• _Prompt_
Copy out each line in the material below that has the word "into".

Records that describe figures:
•••••

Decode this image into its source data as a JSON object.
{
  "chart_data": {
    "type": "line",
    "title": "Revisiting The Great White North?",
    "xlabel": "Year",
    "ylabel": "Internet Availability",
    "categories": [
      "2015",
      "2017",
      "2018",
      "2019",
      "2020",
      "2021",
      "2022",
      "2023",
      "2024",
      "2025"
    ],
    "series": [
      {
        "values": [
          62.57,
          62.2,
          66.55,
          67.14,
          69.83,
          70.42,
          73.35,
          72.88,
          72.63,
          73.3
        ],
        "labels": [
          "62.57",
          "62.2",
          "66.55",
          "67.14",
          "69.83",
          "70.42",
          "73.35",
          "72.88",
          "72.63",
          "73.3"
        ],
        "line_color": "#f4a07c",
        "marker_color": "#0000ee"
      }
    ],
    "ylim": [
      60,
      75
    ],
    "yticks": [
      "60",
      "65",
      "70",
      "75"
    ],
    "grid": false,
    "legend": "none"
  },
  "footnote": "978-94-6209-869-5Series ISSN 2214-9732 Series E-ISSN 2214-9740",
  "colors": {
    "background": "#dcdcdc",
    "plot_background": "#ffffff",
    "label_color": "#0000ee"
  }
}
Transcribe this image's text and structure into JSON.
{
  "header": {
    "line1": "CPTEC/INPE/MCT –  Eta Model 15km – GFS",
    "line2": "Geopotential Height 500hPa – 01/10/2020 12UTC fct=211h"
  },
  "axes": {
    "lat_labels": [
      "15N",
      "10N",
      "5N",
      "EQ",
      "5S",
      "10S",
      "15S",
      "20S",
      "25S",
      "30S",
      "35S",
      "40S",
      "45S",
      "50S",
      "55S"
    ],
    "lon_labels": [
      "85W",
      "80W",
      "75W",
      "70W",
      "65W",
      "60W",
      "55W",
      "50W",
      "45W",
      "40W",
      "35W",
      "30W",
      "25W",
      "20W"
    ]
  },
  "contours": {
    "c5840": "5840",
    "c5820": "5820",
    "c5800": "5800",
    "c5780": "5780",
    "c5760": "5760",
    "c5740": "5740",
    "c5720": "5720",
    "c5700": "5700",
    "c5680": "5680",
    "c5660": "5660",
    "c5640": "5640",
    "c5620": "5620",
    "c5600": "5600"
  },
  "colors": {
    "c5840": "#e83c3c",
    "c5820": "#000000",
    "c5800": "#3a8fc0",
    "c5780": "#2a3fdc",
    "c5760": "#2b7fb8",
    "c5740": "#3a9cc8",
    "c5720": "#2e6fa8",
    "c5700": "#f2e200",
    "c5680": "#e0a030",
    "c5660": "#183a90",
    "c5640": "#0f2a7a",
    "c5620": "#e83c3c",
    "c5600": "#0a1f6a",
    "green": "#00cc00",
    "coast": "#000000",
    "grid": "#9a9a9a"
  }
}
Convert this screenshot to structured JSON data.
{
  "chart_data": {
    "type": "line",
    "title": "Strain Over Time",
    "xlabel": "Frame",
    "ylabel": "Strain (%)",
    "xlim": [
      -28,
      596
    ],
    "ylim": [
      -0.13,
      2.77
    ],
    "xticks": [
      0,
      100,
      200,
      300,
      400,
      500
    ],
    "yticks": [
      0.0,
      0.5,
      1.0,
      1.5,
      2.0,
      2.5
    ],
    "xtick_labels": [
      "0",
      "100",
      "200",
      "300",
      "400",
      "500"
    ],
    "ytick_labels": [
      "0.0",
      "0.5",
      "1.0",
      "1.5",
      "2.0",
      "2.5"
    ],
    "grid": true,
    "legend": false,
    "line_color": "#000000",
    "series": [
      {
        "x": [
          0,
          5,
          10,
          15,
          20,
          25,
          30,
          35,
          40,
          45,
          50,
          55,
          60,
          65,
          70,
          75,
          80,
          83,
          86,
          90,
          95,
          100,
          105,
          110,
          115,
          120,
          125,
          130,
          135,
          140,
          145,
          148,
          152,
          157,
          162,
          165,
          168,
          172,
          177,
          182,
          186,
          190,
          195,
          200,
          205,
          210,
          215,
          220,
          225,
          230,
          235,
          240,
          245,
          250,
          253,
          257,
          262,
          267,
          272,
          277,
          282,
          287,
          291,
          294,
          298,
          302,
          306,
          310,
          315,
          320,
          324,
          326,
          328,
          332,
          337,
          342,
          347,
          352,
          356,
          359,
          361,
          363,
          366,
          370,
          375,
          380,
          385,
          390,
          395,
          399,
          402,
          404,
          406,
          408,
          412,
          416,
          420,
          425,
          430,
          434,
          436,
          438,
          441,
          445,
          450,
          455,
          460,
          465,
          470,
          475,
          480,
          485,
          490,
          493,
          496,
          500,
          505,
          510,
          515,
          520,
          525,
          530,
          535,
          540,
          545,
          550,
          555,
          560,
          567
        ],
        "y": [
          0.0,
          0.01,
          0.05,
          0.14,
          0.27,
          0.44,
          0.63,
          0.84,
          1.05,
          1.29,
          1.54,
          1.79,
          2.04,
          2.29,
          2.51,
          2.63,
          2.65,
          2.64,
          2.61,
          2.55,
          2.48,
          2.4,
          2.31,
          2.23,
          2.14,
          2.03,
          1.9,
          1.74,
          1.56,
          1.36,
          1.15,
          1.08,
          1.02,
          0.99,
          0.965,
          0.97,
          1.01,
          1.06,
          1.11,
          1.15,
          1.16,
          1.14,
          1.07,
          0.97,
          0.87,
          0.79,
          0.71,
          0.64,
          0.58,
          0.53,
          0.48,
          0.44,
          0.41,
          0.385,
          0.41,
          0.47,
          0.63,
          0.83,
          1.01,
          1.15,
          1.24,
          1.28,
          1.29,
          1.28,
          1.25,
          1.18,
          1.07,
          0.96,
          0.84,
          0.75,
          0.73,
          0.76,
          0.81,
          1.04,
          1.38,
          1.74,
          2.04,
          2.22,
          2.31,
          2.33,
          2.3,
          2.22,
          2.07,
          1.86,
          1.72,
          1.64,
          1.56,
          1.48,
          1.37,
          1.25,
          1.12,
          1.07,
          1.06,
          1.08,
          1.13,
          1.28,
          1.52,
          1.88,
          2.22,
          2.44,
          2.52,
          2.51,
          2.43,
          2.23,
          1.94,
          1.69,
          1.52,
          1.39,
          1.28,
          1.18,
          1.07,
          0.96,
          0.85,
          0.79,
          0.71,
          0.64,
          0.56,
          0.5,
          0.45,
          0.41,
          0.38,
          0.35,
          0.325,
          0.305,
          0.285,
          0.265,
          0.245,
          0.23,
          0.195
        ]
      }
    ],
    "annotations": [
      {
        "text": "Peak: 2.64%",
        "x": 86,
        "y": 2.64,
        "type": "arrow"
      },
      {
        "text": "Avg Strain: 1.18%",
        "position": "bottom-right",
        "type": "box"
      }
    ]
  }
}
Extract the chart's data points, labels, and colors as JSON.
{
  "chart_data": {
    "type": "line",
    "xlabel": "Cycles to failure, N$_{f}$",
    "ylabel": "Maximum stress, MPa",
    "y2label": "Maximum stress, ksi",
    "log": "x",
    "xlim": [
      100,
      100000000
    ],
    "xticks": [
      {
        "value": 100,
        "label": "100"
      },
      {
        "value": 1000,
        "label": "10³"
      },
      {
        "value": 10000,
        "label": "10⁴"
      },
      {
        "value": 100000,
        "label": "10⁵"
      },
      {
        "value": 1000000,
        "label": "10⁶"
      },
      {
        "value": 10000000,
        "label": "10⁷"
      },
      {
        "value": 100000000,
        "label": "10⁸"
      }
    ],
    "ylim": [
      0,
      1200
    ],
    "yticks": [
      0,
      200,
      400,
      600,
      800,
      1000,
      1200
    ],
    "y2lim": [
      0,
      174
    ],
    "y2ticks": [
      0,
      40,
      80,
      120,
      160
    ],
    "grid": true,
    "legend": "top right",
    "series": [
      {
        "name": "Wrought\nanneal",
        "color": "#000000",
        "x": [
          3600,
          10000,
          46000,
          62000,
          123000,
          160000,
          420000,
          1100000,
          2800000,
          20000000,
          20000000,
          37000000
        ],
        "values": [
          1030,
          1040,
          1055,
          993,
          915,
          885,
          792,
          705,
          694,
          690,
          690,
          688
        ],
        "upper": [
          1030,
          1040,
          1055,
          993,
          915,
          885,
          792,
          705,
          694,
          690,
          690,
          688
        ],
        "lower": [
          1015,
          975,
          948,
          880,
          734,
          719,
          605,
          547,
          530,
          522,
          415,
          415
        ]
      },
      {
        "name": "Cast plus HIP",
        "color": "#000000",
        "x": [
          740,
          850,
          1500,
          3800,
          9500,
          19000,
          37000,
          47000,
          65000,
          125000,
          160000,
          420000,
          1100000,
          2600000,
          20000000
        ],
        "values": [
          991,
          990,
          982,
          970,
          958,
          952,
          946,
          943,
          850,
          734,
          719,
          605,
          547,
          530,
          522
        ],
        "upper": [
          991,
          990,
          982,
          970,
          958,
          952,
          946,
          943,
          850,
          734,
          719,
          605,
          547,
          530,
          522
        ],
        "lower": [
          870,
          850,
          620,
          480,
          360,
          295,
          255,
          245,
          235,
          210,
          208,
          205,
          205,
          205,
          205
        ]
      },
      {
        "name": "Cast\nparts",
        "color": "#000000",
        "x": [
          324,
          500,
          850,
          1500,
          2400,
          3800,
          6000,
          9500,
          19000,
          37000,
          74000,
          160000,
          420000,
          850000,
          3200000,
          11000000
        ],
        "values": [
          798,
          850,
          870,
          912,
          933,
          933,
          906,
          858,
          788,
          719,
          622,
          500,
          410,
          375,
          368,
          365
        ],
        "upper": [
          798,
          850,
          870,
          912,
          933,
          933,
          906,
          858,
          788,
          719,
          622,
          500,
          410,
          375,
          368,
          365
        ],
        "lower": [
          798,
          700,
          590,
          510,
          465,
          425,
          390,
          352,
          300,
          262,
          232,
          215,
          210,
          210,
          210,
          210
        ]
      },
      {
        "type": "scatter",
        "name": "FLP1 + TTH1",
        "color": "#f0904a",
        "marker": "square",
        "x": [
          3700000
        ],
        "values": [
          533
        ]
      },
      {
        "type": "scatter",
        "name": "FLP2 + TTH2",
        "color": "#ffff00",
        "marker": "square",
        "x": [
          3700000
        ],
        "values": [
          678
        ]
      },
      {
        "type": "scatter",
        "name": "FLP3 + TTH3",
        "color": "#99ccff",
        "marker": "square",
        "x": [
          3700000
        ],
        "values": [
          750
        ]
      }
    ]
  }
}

•••••

• _Output for this exercise_
Decode this image into its source data as a JSON object.
Transcribe this image's text and structure into JSON.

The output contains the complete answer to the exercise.